- _Figure collection entries_
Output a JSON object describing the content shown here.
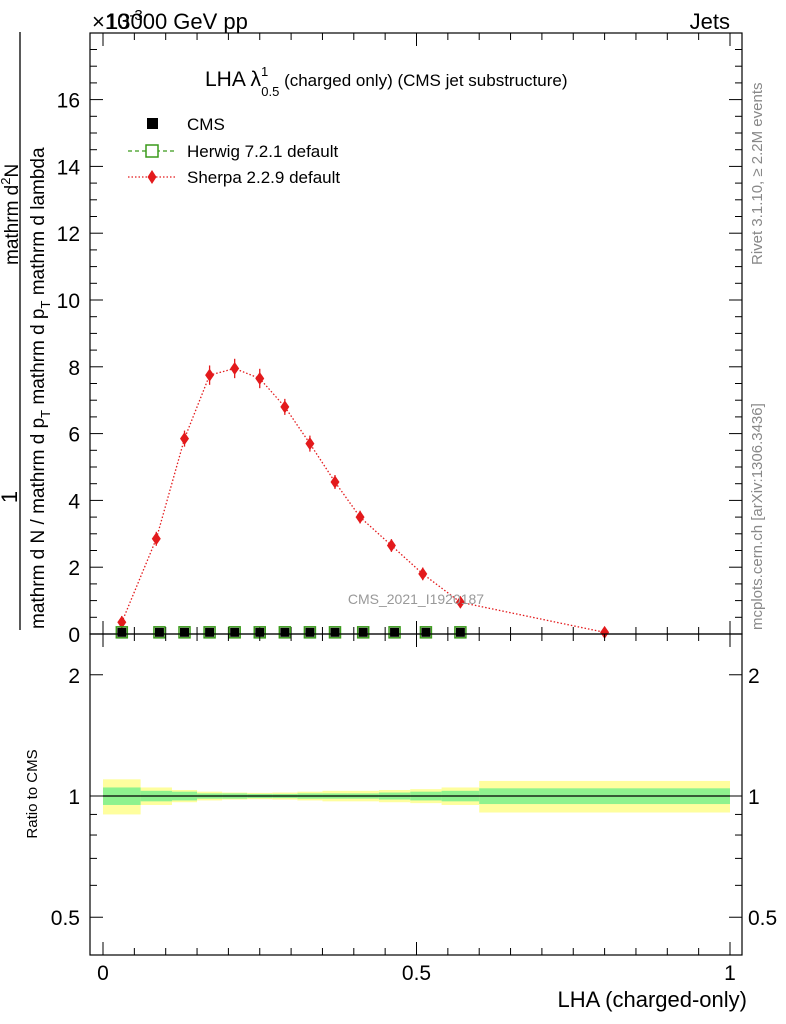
{
  "header": {
    "energy": "13000 GeV pp",
    "category": "Jets",
    "exponent": "×10",
    "exponent_power": "-3"
  },
  "side_labels": {
    "rivet": "Rivet 3.1.10, ≥ 2.2M events",
    "mcplots": "mcplots.cern.ch [arXiv:1306.3436]"
  },
  "watermark": "CMS_2021_I1920187",
  "chart_data": [
    {
      "type": "line",
      "title": "LHA λ",
      "title_sup": "1",
      "title_sub": "0.5",
      "title_rest": " (charged only) (CMS jet substructure)",
      "ylabel": {
        "line1": "1",
        "line2": "mathrm d N / mathrm d p",
        "line2_sub": "T",
        "line2_tail": " mathrm d p",
        "line2_sub2": "T",
        "line2_end": " mathrm d lambda",
        "line3": "mathrm d",
        "line3_sup": "2",
        "line3_end": "N"
      },
      "ylim": [
        0,
        18
      ],
      "yticks": [
        0,
        2,
        4,
        6,
        8,
        10,
        12,
        14,
        16
      ],
      "xlim": [
        -0.02,
        1.02
      ],
      "legend": [
        {
          "name": "CMS",
          "style": "black-square"
        },
        {
          "name": "Herwig 7.2.1 default",
          "style": "green-open-square-dashed"
        },
        {
          "name": "Sherpa 2.2.9 default",
          "style": "red-diamond-dotted"
        }
      ],
      "series": [
        {
          "name": "CMS",
          "x": [
            0.03,
            0.09,
            0.13,
            0.17,
            0.21,
            0.25,
            0.29,
            0.33,
            0.37,
            0.415,
            0.465,
            0.515,
            0.57
          ],
          "values": [
            0.05,
            0.05,
            0.05,
            0.05,
            0.05,
            0.05,
            0.05,
            0.05,
            0.05,
            0.05,
            0.05,
            0.05,
            0.05
          ]
        },
        {
          "name": "Herwig 7.2.1 default",
          "x": [
            0.03,
            0.09,
            0.13,
            0.17,
            0.21,
            0.25,
            0.29,
            0.33,
            0.37,
            0.415,
            0.465,
            0.515,
            0.57
          ],
          "values": [
            0.05,
            0.05,
            0.05,
            0.05,
            0.05,
            0.05,
            0.05,
            0.05,
            0.05,
            0.05,
            0.05,
            0.05,
            0.05
          ]
        },
        {
          "name": "Sherpa 2.2.9 default",
          "x": [
            0.03,
            0.085,
            0.13,
            0.17,
            0.21,
            0.25,
            0.29,
            0.33,
            0.37,
            0.41,
            0.46,
            0.51,
            0.57,
            0.8
          ],
          "values": [
            0.35,
            2.85,
            5.85,
            7.75,
            7.95,
            7.65,
            6.8,
            5.7,
            4.55,
            3.5,
            2.65,
            1.8,
            0.95,
            0.05
          ],
          "errors": [
            0.1,
            0.12,
            0.15,
            0.2,
            0.2,
            0.2,
            0.15,
            0.15,
            0.12,
            0.1,
            0.1,
            0.1,
            0.08,
            0.05
          ]
        }
      ]
    },
    {
      "type": "area",
      "ylabel": "Ratio to CMS",
      "xlabel": "LHA (charged-only)",
      "xlim": [
        -0.02,
        1.02
      ],
      "xticks": [
        0,
        0.5,
        1
      ],
      "xtick_labels": [
        "0",
        "0.5",
        "1"
      ],
      "ylim": [
        0.4,
        2.4
      ],
      "yticks": [
        0.5,
        1,
        2
      ],
      "ytick_labels": [
        "0.5",
        "1",
        "2"
      ],
      "bin_edges": [
        0,
        0.06,
        0.11,
        0.15,
        0.19,
        0.23,
        0.27,
        0.31,
        0.35,
        0.39,
        0.44,
        0.49,
        0.54,
        0.6,
        1.0
      ],
      "stat_band": [
        0.05,
        0.03,
        0.025,
        0.015,
        0.015,
        0.012,
        0.012,
        0.015,
        0.015,
        0.015,
        0.02,
        0.025,
        0.03,
        0.045
      ],
      "total_band": [
        0.1,
        0.05,
        0.035,
        0.025,
        0.02,
        0.018,
        0.02,
        0.025,
        0.03,
        0.03,
        0.035,
        0.04,
        0.05,
        0.09
      ],
      "ratio_line": 1.0
    }
  ],
  "colors": {
    "stat_band": "#8ef28e",
    "total_band": "#fefe9e",
    "sherpa": "#e31a1c",
    "herwig": "#3a9a1a",
    "cms": "#000000",
    "side_text": "#888888"
  }
}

- _WHAT TO DO_
Reply with nothing but the number of lines in the data above that contain "square".

- _THE ANSWER_
2